(Given task) Reproduce the records below exactly as given.

(Stored records)
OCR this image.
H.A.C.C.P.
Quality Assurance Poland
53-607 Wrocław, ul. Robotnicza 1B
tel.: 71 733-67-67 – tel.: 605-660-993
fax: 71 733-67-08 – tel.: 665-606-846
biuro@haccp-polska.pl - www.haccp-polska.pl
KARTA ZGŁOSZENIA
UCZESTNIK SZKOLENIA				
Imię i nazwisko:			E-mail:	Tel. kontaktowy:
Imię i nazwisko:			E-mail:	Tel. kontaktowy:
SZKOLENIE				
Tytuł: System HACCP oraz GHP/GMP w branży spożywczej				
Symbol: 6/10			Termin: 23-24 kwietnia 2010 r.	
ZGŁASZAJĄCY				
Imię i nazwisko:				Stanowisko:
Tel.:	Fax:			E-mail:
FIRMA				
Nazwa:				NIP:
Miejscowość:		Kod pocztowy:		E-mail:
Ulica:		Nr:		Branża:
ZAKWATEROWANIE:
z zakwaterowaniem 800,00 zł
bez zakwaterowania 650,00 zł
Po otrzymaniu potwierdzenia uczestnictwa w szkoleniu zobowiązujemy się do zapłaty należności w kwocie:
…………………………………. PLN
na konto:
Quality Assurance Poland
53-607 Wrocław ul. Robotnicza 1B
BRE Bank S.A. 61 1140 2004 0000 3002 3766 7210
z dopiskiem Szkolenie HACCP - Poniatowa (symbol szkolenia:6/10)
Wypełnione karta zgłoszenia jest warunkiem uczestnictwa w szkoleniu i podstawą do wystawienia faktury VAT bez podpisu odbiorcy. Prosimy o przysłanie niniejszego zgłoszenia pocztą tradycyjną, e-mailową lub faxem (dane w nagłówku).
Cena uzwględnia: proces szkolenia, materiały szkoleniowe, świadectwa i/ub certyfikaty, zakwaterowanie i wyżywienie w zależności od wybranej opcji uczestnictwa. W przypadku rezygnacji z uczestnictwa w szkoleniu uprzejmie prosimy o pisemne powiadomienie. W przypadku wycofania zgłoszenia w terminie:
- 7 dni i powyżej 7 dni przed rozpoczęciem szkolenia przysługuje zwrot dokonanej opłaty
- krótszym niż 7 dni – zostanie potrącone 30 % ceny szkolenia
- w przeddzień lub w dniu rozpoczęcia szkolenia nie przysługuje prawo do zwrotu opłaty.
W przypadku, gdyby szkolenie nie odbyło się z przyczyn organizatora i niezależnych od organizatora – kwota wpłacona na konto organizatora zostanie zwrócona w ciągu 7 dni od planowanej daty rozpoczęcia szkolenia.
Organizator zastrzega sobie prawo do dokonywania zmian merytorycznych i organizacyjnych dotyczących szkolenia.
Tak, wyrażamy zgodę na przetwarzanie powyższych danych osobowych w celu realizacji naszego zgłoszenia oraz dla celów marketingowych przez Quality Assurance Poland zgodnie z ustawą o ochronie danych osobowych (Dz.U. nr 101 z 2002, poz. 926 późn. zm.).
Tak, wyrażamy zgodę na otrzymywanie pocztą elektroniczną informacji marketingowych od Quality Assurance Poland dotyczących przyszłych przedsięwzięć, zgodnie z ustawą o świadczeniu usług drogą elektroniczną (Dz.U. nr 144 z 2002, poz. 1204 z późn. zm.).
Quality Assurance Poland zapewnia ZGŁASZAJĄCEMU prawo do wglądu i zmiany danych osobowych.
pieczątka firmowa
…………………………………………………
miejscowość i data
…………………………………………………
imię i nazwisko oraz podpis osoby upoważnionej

(Output below)
OCR this image.
H.A.C.C.P.
Quality Assurance Poland
53-607 Wrocław, ul. Robotnicza 1B
tel.: 71 733-67-67 – tel.: 605-660-993
fax: 71 733-67-08 – tel.: 665-606-846
biuro@haccp-polska.pl - www.haccp-polska.pl
KARTA ZGŁOSZENIA
UCZESTNIK SZKOLENIA				
Imię i nazwisko:			E-mail:	Tel. kontaktowy:
Imię i nazwisko:			E-mail:	Tel. kontaktowy:
SZKOLENIE				
Tytuł: System HACCP oraz GHP/GMP w branży spożywczej				
Symbol: 6/10			Termin: 23-24 kwietnia 2010 r.	
ZGŁASZAJĄCY				
Imię i nazwisko:				Stanowisko:
Tel.:	Fax:			E-mail:
FIRMA				
Nazwa:				NIP:
Miejscowość:		Kod pocztowy:		E-mail:
Ulica:		Nr:		Branża:
ZAKWATEROWANIE:
z zakwaterowaniem 800,00 zł
bez zakwaterowania 650,00 zł
Po otrzymaniu potwierdzenia uczestnictwa w szkoleniu zobowiązujemy się do zapłaty należności w kwocie:
…………………………………. PLN
na konto:
Quality Assurance Poland
53-607 Wrocław ul. Robotnicza 1B
BRE Bank S.A. 61 1140 2004 0000 3002 3766 7210
z dopiskiem Szkolenie HACCP - Poniatowa (symbol szkolenia:6/10)
Wypełnione karta zgłoszenia jest warunkiem uczestnictwa w szkoleniu i podstawą do wystawienia faktury VAT bez podpisu odbiorcy. Prosimy o przysłanie niniejszego zgłoszenia pocztą tradycyjną, e-mailową lub faxem (dane w nagłówku).
Cena uzwględnia: proces szkolenia, materiały szkoleniowe, świadectwa i/ub certyfikaty, zakwaterowanie i wyżywienie w zależności od wybranej opcji uczestnictwa. W przypadku rezygnacji z uczestnictwa w szkoleniu uprzejmie prosimy o pisemne powiadomienie. W przypadku wycofania zgłoszenia w terminie:
- 7 dni i powyżej 7 dni przed rozpoczęciem szkolenia przysługuje zwrot dokonanej opłaty
- krótszym niż 7 dni – zostanie potrącone 30 % ceny szkolenia
- w przeddzień lub w dniu rozpoczęcia szkolenia nie przysługuje prawo do zwrotu opłaty.
W przypadku, gdyby szkolenie nie odbyło się z przyczyn organizatora i niezależnych od organizatora – kwota wpłacona na konto organizatora zostanie zwrócona w ciągu 7 dni od planowanej daty rozpoczęcia szkolenia.
Organizator zastrzega sobie prawo do dokonywania zmian merytorycznych i organizacyjnych dotyczących szkolenia.
Tak, wyrażamy zgodę na przetwarzanie powyższych danych osobowych w celu realizacji naszego zgłoszenia oraz dla celów marketingowych przez Quality Assurance Poland zgodnie z ustawą o ochronie danych osobowych (Dz.U. nr 101 z 2002, poz. 926 późn. zm.).
Tak, wyrażamy zgodę na otrzymywanie pocztą elektroniczną informacji marketingowych od Quality Assurance Poland dotyczących przyszłych przedsięwzięć, zgodnie z ustawą o świadczeniu usług drogą elektroniczną (Dz.U. nr 144 z 2002, poz. 1204 z późn. zm.).
Quality Assurance Poland zapewnia ZGŁASZAJĄCEMU prawo do wglądu i zmiany danych osobowych.
pieczątka firmowa
…………………………………………………
miejscowość i data
…………………………………………………
imię i nazwisko oraz podpis osoby upoważnionej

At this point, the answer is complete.